[start of Records supplied]

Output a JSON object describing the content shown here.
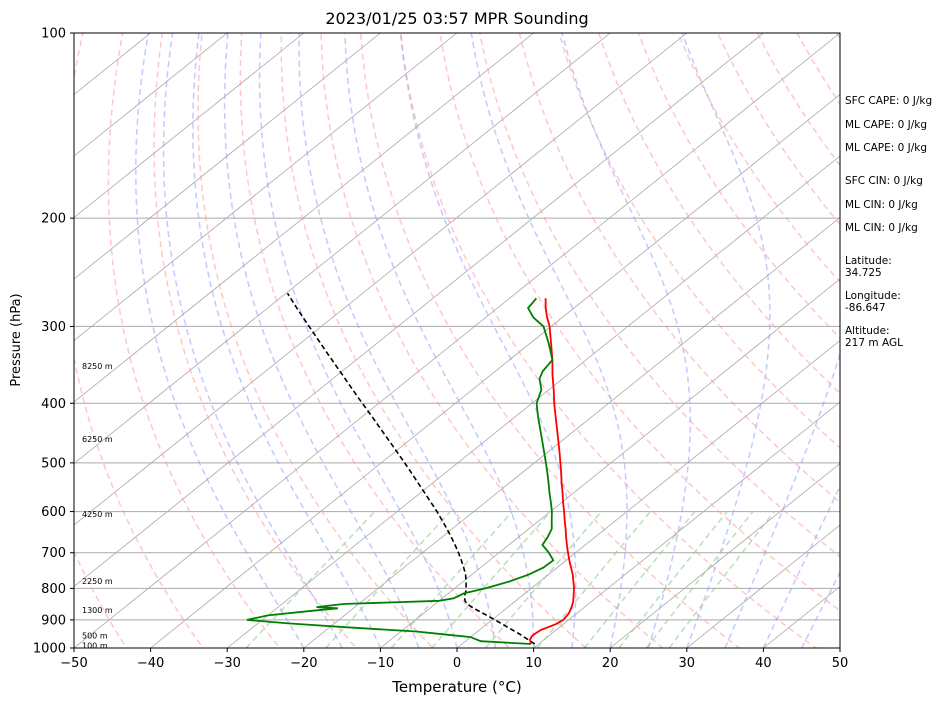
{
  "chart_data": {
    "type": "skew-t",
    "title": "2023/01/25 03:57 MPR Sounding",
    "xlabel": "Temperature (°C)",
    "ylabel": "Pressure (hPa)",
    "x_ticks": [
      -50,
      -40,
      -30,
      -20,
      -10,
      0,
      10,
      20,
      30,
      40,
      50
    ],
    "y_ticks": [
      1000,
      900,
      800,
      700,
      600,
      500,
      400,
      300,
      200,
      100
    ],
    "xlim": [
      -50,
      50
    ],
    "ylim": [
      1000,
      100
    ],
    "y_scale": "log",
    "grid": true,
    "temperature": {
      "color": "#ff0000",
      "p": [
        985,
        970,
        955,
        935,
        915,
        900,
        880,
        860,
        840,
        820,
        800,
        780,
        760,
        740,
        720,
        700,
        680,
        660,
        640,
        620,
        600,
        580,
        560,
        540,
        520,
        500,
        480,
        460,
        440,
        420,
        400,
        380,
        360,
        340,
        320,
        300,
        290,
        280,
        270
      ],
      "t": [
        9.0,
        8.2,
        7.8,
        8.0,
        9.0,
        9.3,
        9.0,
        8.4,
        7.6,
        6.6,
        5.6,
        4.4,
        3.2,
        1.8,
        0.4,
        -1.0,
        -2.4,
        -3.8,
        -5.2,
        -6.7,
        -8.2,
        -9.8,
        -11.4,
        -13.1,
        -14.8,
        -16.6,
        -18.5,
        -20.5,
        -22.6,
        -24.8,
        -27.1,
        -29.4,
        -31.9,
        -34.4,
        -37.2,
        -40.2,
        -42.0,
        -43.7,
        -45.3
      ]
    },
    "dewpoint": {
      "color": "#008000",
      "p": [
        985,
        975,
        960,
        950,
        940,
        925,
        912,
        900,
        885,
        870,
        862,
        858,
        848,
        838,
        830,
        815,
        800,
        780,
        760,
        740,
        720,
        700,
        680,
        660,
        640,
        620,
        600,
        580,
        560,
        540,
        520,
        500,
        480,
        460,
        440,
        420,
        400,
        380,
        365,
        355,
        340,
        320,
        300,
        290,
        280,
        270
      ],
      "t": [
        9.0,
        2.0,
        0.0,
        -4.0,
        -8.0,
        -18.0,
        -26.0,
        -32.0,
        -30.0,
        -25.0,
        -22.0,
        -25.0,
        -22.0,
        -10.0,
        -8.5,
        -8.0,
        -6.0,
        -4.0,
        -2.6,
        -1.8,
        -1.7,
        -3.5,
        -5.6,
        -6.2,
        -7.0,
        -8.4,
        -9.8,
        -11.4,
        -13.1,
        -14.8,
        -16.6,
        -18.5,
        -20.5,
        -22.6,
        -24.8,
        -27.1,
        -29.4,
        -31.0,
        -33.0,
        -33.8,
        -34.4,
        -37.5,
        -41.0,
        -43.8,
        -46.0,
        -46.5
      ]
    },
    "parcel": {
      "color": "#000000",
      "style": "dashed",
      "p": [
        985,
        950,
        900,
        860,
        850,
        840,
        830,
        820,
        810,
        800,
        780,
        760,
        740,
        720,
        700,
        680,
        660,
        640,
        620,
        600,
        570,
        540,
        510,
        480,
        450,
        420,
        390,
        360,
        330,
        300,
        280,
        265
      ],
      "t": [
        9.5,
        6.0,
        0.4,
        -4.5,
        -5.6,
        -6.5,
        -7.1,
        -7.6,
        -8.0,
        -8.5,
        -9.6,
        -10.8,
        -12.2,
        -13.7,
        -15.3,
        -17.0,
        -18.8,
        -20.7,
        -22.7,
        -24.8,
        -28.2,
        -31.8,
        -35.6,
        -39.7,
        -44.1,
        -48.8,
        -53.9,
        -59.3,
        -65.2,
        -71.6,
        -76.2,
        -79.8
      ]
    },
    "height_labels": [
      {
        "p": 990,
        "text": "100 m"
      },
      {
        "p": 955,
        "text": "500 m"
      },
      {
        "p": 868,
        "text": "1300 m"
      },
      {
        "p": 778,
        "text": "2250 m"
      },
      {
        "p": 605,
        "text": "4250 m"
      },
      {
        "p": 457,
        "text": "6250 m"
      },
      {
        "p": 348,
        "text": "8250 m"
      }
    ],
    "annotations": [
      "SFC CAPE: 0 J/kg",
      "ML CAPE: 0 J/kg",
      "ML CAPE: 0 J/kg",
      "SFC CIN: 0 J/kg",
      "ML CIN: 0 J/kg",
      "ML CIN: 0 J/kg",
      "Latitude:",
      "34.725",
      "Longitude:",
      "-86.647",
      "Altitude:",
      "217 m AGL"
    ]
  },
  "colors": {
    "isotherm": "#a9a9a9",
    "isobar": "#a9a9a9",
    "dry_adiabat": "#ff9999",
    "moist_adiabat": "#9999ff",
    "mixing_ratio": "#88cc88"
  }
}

[end of Records supplied]

> [Exercise objective]: Using the data above, copy each line that contains "text".

> [Solution for this task]:
        "text": "100 m"
        "text": "500 m"
        "text": "1300 m"
        "text": "2250 m"
        "text": "4250 m"
        "text": "6250 m"
        "text": "8250 m"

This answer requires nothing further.